Task input
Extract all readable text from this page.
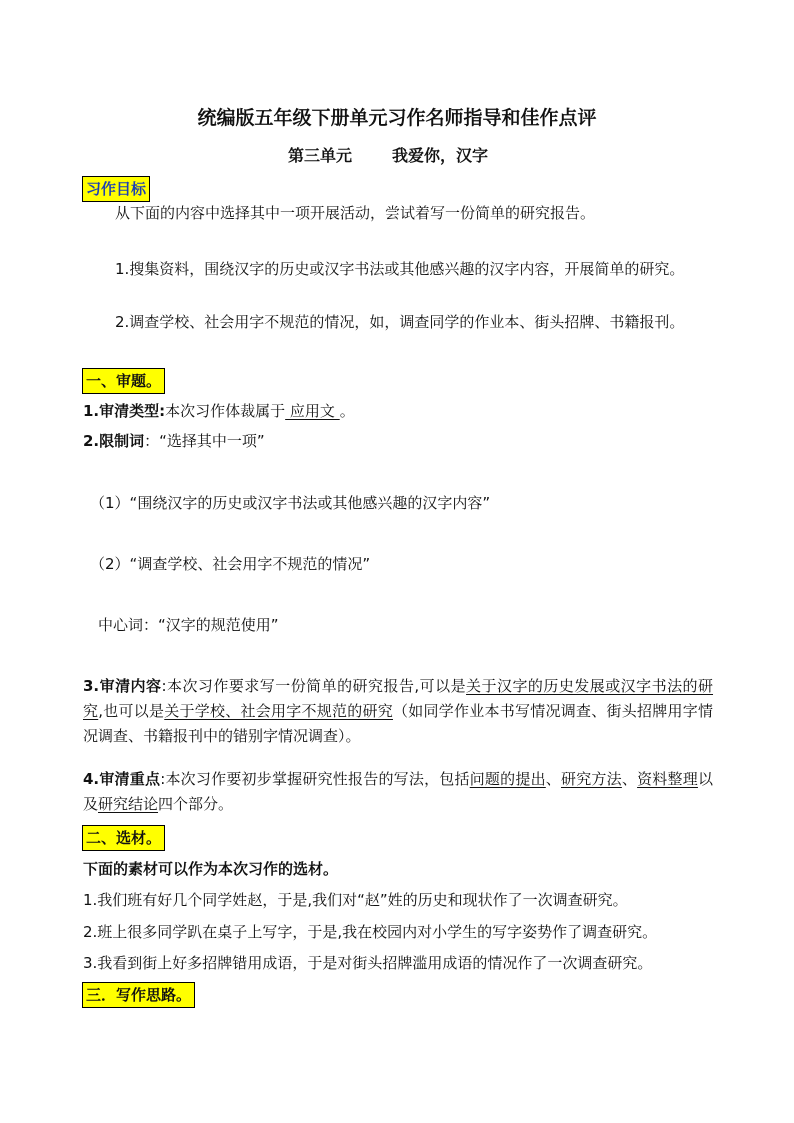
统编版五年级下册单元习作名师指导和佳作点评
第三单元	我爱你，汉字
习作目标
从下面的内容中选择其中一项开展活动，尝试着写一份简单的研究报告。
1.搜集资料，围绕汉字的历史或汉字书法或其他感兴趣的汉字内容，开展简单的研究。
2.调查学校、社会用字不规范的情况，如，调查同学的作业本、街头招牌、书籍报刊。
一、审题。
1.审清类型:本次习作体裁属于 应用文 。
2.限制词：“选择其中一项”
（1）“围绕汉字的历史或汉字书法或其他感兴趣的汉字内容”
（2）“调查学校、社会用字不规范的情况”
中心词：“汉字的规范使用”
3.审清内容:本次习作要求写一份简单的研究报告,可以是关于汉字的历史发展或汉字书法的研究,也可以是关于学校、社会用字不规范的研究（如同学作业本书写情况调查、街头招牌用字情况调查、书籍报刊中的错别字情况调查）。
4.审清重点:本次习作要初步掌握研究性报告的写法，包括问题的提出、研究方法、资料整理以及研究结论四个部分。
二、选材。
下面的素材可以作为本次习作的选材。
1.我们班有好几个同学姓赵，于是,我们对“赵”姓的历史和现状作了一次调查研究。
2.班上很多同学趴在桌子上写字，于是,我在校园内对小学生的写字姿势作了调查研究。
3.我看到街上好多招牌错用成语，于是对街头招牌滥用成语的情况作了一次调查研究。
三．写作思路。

What is asked
Identify every line holding the word "社会用字不规范的情况" and copy it out.

Solution
2.调查学校、社会用字不规范的情况，如，调查同学的作业本、街头招牌、书籍报刊。
（2）“调查学校、社会用字不规范的情况”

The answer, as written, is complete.